INSTRUCTIONS FOR THE TASK: Extract the text of every entry below exactly; leave images out.

Figure collection entries
══════════════════════════════

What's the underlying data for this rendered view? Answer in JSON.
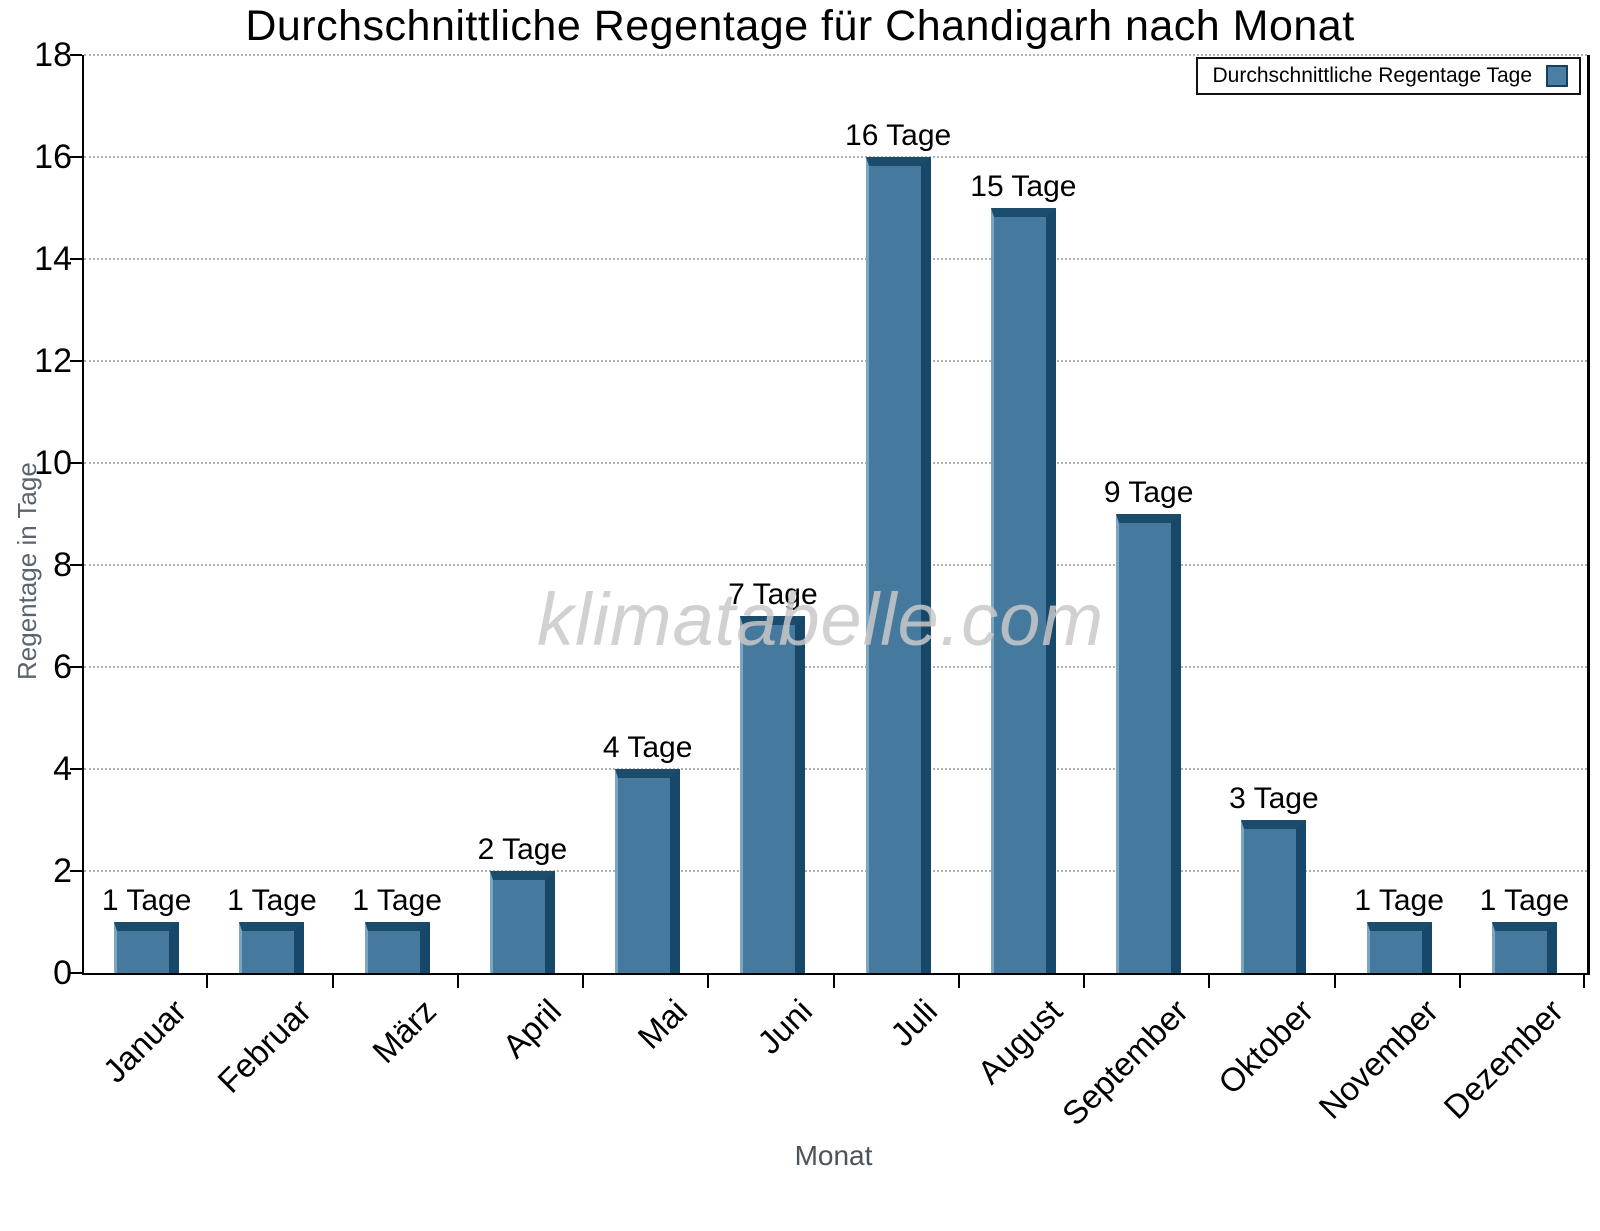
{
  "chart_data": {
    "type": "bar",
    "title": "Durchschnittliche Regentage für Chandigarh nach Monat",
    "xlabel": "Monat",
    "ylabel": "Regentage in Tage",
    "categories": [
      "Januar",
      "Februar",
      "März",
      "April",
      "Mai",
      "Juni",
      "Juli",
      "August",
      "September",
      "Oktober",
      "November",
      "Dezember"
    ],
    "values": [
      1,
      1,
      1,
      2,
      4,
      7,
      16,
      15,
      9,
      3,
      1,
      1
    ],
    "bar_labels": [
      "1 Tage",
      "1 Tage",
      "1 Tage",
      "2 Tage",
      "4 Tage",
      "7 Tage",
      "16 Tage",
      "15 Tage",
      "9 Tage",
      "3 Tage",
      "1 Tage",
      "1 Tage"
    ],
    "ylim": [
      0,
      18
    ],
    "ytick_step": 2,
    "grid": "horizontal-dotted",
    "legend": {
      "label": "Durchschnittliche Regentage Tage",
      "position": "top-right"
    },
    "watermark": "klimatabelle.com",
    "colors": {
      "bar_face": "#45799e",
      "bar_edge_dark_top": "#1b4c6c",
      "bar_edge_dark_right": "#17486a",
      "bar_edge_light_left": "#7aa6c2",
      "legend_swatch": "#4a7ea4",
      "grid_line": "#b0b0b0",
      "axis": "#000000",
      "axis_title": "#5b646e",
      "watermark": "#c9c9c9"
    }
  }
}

══════════════════════════════

RESPONSE BELOW:
What's the underlying data for this rendered view? Answer in JSON.
{
  "chart_data": {
    "type": "bar",
    "title": "Durchschnittliche Regentage für Chandigarh nach Monat",
    "xlabel": "Monat",
    "ylabel": "Regentage in Tage",
    "categories": [
      "Januar",
      "Februar",
      "März",
      "April",
      "Mai",
      "Juni",
      "Juli",
      "August",
      "September",
      "Oktober",
      "November",
      "Dezember"
    ],
    "values": [
      1,
      1,
      1,
      2,
      4,
      7,
      16,
      15,
      9,
      3,
      1,
      1
    ],
    "bar_labels": [
      "1 Tage",
      "1 Tage",
      "1 Tage",
      "2 Tage",
      "4 Tage",
      "7 Tage",
      "16 Tage",
      "15 Tage",
      "9 Tage",
      "3 Tage",
      "1 Tage",
      "1 Tage"
    ],
    "ylim": [
      0,
      18
    ],
    "ytick_step": 2,
    "grid": "horizontal-dotted",
    "legend": {
      "label": "Durchschnittliche Regentage Tage",
      "position": "top-right"
    },
    "watermark": "klimatabelle.com",
    "colors": {
      "bar_face": "#45799e",
      "bar_edge_dark_top": "#1b4c6c",
      "bar_edge_dark_right": "#17486a",
      "bar_edge_light_left": "#7aa6c2",
      "legend_swatch": "#4a7ea4",
      "grid_line": "#b0b0b0",
      "axis": "#000000",
      "axis_title": "#5b646e",
      "watermark": "#c9c9c9"
    }
  }
}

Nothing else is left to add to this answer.